About me

Hey, I'm Alex Harri.

I write about software engineering topics like TypeScript, performance, and mathematics. View blog.

Career

As a very early employee at Taktikal—and subsequently as a Tech Lead—I built our first front-end applications, their supporting web services, and their CI/CD pipelines. That gave me valuable experience in building applications from scratch and maintaining them as they evolve. I worked at Taktikal for 4 years.

Over the past few years, I've transitioned to lower-level work developing and optimizing complex software where performance is critical.

At GRID, I worked on their JavaScript-based spreadsheet engine running in the browser, their formula parser written in Rust, and wrote some Python for the back-end. See "Making GRID's spreadsheet engine 10% faster".

In my current role at Arkio I've been working a lot with 3D geometry and math (see "Planes in 3D space"). Arkio is an architectural solid modeler running in VR headsets, written in C#. My work has mostly been on the core geometry layer and the editing tools (see "Introducing Arkio's Pin Tool").

Writing

I've written about topics ranging from performance and mathematics to TypeScript and monorepos.

· · · · · · ·

- TRY IT -
Pick up the About me page after its last sentence and continue it in the same first-person voice.

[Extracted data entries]
· · · · · · ·

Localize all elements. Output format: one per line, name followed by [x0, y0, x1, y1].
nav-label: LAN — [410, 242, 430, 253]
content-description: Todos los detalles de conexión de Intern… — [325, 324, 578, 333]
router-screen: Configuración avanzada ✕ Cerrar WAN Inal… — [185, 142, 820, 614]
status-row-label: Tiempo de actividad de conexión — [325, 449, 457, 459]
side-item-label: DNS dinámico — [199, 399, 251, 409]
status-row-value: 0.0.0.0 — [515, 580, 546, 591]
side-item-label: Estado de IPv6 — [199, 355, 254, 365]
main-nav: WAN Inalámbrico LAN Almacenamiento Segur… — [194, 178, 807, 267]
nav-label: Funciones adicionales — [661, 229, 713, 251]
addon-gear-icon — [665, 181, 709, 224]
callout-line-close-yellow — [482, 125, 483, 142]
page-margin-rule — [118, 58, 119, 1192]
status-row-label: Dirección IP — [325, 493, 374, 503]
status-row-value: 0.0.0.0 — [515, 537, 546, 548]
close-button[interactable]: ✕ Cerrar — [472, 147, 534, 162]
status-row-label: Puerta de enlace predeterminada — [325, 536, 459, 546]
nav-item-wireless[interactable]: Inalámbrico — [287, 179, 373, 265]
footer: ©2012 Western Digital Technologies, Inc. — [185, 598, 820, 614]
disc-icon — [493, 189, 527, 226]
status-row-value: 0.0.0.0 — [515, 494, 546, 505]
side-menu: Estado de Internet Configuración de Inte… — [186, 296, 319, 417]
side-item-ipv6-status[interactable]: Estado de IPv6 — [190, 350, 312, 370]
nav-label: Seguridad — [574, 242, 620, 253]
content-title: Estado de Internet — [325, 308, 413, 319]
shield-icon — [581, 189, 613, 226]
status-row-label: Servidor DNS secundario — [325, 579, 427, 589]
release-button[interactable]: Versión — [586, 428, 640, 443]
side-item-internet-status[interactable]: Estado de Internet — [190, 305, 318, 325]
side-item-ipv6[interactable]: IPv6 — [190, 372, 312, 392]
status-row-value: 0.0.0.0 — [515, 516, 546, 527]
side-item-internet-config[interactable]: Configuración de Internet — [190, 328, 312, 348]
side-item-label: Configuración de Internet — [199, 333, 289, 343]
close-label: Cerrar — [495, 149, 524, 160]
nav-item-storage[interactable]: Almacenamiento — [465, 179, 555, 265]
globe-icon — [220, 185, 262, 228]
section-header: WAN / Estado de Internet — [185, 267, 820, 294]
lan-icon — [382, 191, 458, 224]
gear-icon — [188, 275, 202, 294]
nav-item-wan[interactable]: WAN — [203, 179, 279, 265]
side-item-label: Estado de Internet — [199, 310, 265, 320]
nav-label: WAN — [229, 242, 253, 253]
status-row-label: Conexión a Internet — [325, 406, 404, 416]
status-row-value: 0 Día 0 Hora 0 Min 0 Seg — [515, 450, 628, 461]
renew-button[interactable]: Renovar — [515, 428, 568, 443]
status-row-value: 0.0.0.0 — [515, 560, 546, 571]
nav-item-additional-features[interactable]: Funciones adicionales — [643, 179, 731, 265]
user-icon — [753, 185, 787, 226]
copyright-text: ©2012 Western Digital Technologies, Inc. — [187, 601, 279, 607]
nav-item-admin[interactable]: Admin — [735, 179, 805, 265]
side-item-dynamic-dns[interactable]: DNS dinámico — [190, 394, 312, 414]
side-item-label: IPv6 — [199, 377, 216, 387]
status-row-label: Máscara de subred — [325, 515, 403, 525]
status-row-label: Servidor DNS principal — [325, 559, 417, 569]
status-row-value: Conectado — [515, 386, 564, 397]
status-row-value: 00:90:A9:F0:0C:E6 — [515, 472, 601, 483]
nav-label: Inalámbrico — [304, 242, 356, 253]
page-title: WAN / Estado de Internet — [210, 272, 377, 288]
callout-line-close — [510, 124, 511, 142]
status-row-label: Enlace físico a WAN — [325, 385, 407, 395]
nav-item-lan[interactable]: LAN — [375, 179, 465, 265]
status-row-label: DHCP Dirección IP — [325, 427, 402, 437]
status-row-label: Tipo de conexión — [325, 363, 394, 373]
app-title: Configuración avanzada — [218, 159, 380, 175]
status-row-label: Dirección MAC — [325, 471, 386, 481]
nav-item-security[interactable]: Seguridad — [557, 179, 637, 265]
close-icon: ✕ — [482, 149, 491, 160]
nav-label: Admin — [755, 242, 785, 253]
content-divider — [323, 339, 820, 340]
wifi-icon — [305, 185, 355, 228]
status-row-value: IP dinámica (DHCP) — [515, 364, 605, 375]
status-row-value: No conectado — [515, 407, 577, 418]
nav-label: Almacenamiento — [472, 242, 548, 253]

· · · · · · ·

- RESULT OF THE EXERCISE -
My first really popular post was "The Engineering behind Figma's Vector Networks", which I wrote back in 2019. It's a lengthy post covering multiple topics, and it contains more than 200 diagrams and illustrations.

I've written three posts about TypeScript so far:

My first post containing interactive elements is "Multi-cursor code editing: An animated introduction", which uses animated instances of the VS code editor to demonstrate uses cases and techniques for multi-cursor code editing.

Another post containing a lot of interactivity is "Planes in 3D space". It contains over 50 interactive 3D illustrations, intended to provide a visual and intuitive understanding of planes.

I've also written about monorepos, performance (twice) , and bit manipulation.

Projects

My personal projects can be found on my GitHub page.

Notable project include an animation editor, a helper for Icelandic name declension called Beygla, an experimental schema builder called Strema, and this website.